───── Input records ─────

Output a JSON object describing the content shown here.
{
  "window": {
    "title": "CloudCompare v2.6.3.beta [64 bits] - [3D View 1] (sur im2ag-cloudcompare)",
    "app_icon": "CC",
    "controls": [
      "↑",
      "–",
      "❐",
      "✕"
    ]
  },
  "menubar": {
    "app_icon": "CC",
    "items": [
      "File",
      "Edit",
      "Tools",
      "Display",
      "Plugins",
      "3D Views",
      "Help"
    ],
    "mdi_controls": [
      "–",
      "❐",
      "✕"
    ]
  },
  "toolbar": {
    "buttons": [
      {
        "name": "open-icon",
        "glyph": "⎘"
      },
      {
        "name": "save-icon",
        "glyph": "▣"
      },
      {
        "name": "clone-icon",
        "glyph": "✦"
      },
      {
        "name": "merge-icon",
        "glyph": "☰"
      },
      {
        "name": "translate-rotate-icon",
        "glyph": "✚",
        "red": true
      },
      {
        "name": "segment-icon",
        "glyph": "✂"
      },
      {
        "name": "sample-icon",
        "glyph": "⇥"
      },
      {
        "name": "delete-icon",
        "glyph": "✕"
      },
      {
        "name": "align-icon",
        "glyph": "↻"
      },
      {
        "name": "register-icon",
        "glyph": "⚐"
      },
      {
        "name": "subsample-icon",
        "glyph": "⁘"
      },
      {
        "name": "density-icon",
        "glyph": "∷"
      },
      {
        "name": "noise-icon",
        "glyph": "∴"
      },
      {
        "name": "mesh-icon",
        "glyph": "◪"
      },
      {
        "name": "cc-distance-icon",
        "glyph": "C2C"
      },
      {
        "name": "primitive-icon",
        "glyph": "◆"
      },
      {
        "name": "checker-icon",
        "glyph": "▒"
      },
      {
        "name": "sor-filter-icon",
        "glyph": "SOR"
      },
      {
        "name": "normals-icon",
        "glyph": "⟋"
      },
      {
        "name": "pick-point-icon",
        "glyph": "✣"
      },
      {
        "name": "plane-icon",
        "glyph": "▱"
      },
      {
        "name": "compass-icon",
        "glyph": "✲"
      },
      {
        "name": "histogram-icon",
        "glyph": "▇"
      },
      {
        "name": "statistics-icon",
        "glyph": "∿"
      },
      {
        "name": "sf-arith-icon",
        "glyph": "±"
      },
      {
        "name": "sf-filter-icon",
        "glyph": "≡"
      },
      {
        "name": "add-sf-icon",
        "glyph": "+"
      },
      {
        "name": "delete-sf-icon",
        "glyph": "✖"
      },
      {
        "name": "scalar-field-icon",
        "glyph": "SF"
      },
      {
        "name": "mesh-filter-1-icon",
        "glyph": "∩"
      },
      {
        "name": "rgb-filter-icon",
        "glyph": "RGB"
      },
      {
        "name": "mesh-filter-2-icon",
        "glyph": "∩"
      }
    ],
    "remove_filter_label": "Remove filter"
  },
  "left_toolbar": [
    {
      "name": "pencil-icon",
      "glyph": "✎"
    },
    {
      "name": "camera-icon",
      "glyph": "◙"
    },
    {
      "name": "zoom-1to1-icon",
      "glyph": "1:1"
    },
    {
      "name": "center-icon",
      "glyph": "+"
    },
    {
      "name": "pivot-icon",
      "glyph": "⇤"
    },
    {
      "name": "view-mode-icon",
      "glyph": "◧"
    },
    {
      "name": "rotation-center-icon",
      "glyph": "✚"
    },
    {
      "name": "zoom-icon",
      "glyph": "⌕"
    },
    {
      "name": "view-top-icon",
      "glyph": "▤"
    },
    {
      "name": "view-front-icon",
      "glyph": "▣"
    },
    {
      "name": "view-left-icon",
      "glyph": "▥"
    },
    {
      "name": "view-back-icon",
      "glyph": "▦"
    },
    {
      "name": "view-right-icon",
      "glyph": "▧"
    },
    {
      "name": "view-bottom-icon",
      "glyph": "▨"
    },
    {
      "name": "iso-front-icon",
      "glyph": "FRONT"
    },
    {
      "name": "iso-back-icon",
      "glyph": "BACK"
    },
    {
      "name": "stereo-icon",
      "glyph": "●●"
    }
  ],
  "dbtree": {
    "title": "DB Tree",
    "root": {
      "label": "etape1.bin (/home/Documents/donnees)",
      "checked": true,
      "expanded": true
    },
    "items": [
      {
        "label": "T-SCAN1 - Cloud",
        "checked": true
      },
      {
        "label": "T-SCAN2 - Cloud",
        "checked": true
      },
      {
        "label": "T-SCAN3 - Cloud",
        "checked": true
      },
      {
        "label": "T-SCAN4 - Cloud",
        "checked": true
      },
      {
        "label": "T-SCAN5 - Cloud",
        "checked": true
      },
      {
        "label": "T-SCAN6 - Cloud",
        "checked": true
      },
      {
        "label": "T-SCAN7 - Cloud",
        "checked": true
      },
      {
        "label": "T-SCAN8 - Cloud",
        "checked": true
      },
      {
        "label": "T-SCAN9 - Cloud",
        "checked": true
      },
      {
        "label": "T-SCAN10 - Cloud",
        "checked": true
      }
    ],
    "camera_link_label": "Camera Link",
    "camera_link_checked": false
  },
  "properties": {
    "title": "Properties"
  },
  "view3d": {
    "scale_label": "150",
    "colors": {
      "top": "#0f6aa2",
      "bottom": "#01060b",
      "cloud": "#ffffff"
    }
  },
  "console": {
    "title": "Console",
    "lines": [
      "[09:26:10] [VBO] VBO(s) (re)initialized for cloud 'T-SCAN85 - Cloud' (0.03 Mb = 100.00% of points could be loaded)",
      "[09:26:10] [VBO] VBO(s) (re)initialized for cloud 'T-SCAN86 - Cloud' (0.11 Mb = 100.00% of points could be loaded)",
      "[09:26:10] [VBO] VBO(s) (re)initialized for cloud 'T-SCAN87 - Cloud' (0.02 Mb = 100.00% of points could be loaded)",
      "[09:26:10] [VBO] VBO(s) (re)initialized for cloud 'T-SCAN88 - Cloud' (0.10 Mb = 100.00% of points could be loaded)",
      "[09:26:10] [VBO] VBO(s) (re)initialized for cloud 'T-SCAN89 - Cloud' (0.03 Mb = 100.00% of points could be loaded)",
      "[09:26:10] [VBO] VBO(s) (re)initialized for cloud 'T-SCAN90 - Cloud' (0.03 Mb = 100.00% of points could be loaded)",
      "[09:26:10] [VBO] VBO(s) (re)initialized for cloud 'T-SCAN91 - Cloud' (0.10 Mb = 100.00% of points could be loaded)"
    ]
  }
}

─────

What is expected
Check each line of the records above for "delete", and copy those that have it.

Completed exercise
        "name": "delete-icon",
        "name": "delete-sf-icon",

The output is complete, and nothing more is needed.